------ Supplied entries ------

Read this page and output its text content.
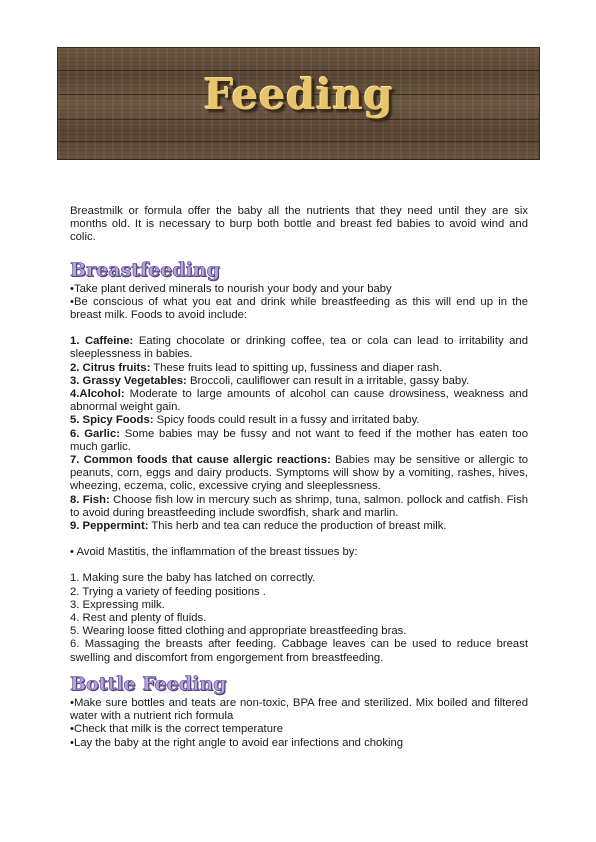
Feeding

Breastmilk or formula offer the baby all the nutrients that they need until they are six months old. It is necessary to burp both bottle and breast fed babies to avoid wind and colic.

Breastfeeding

•Take plant derived minerals to nourish your body and your baby

•Be conscious of what you eat and drink while breastfeeding as this will end up in the breast milk. Foods to avoid include:

1. Caffeine: Eating chocolate or drinking coffee, tea or cola can lead to irritability and sleeplessness in babies.

2. Citrus fruits: These fruits lead to spitting up, fussiness and diaper rash.

3. Grassy Vegetables: Broccoli, cauliflower can result in a irritable, gassy baby.

4.Alcohol: Moderate to large amounts of alcohol can cause drowsiness, weakness and abnormal weight gain.

5. Spicy Foods: Spicy foods could result in a fussy and irritated baby.

6. Garlic: Some babies may be fussy and not want to feed if the mother has eaten too much garlic.

7. Common foods that cause allergic reactions: Babies may be sensitive or allergic to peanuts, corn, eggs and dairy products. Symptoms will show by a vomiting, rashes, hives, wheezing, eczema, colic, excessive crying and sleeplessness.

8. Fish: Choose fish low in mercury such as shrimp, tuna, salmon. pollock and catfish. Fish to avoid during breastfeeding include swordfish, shark and marlin.

9. Peppermint: This herb and tea can reduce the production of breast milk.

• Avoid Mastitis, the inflammation of the breast tissues by:

1. Making sure the baby has latched on correctly.

2. Trying a variety of feeding positions .

3. Expressing milk.

4. Rest and plenty of fluids.

5. Wearing loose fitted clothing and appropriate breastfeeding bras.

6. Massaging the breasts after feeding. Cabbage leaves can be used to reduce breast swelling and discomfort from engorgement from breastfeeding.

Bottle Feeding

•Make sure bottles and teats are non-toxic, BPA free and sterilized. Mix boiled and filtered water with a nutrient rich formula

•Check that milk is the correct temperature

•Lay the baby at the right angle to avoid ear infections and choking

------

* Given exercise: Search the records for the word "reduce". Copy every line that has it.

* Solution to the exercise:
9. Peppermint: This herb and tea can reduce the production of breast milk.
6. Massaging the breasts after feeding. Cabbage leaves can be used to reduce breast swelling and discomfort from engorgement from breastfeeding.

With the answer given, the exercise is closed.